──────── Data listing ────────
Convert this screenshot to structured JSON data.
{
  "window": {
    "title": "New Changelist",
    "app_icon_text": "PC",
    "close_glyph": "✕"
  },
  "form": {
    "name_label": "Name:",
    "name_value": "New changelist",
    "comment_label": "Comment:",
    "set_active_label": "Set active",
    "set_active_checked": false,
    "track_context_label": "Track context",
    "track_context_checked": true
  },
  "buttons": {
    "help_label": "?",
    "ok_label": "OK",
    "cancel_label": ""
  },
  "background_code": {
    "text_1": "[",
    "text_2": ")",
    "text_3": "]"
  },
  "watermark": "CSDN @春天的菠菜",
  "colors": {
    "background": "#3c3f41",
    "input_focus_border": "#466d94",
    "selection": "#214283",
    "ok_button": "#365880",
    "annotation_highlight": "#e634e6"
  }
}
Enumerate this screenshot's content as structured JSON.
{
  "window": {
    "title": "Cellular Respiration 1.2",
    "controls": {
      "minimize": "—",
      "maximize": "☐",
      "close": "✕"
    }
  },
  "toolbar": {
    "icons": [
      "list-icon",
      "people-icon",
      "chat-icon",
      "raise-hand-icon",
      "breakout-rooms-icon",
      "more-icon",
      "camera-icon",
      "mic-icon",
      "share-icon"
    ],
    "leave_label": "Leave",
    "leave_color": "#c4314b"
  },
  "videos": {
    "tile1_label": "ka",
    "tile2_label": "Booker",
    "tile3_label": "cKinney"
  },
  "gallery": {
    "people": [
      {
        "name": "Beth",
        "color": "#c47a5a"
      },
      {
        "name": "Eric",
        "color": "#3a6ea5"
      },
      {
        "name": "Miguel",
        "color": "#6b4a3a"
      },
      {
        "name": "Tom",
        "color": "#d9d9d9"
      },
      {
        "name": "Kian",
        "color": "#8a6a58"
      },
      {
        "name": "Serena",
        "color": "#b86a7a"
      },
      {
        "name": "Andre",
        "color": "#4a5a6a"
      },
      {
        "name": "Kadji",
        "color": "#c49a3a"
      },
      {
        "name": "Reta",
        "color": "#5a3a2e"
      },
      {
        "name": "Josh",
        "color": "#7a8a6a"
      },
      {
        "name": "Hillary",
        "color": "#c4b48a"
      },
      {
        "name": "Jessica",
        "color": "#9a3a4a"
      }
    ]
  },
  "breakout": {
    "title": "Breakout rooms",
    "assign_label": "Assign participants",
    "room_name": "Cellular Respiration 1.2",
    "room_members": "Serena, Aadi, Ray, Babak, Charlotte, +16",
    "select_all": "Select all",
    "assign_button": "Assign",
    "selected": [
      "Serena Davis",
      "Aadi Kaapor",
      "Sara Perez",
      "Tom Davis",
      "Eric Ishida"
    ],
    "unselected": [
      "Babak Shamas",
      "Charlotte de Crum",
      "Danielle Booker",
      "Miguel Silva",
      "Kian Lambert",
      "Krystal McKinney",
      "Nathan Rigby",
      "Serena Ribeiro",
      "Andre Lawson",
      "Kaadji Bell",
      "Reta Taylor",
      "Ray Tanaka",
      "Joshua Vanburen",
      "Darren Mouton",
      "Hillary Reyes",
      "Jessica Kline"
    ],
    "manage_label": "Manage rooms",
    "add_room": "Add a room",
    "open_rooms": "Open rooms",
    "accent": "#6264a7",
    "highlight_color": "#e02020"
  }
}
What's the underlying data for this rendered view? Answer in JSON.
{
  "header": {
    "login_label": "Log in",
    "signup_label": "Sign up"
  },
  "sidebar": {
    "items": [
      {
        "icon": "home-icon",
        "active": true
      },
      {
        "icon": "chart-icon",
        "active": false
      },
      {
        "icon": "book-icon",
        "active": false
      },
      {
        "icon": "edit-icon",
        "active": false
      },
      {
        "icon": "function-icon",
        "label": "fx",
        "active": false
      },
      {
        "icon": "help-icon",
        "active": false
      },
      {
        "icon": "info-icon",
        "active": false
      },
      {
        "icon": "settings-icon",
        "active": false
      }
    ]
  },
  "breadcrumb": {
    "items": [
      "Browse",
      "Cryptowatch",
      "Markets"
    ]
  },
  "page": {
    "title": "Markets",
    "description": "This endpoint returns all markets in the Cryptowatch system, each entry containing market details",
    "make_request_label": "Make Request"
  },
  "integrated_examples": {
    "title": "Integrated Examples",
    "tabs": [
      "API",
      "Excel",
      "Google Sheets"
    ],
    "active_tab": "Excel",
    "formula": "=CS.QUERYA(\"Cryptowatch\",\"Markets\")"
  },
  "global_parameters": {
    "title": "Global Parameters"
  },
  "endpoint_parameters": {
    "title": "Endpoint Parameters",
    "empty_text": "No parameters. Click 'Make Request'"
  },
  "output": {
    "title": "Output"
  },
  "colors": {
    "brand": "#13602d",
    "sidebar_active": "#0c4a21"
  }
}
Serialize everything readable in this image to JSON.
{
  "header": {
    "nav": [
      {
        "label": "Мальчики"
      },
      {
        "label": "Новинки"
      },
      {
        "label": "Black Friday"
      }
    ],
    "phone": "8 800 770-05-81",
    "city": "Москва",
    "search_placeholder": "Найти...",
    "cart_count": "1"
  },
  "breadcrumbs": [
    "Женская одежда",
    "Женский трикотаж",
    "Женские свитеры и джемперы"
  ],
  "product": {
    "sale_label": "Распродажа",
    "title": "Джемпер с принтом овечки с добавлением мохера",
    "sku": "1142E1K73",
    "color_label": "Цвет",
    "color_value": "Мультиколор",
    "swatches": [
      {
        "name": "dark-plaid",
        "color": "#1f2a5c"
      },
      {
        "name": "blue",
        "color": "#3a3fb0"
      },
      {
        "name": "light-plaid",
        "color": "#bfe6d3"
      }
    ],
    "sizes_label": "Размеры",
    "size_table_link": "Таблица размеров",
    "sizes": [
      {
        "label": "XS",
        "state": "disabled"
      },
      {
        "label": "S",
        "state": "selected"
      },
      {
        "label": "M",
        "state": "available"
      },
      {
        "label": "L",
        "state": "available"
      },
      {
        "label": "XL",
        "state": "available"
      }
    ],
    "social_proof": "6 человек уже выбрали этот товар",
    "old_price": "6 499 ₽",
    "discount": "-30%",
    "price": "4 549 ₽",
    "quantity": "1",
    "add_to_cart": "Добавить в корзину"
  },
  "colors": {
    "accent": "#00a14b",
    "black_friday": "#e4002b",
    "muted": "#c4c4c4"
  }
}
────────
> **Brief**: Collect each line of the entries that has the word "Cellular", copying it in full.

> **In response**:
    "title": "Cellular Respiration 1.2",
    "room_name": "Cellular Respiration 1.2",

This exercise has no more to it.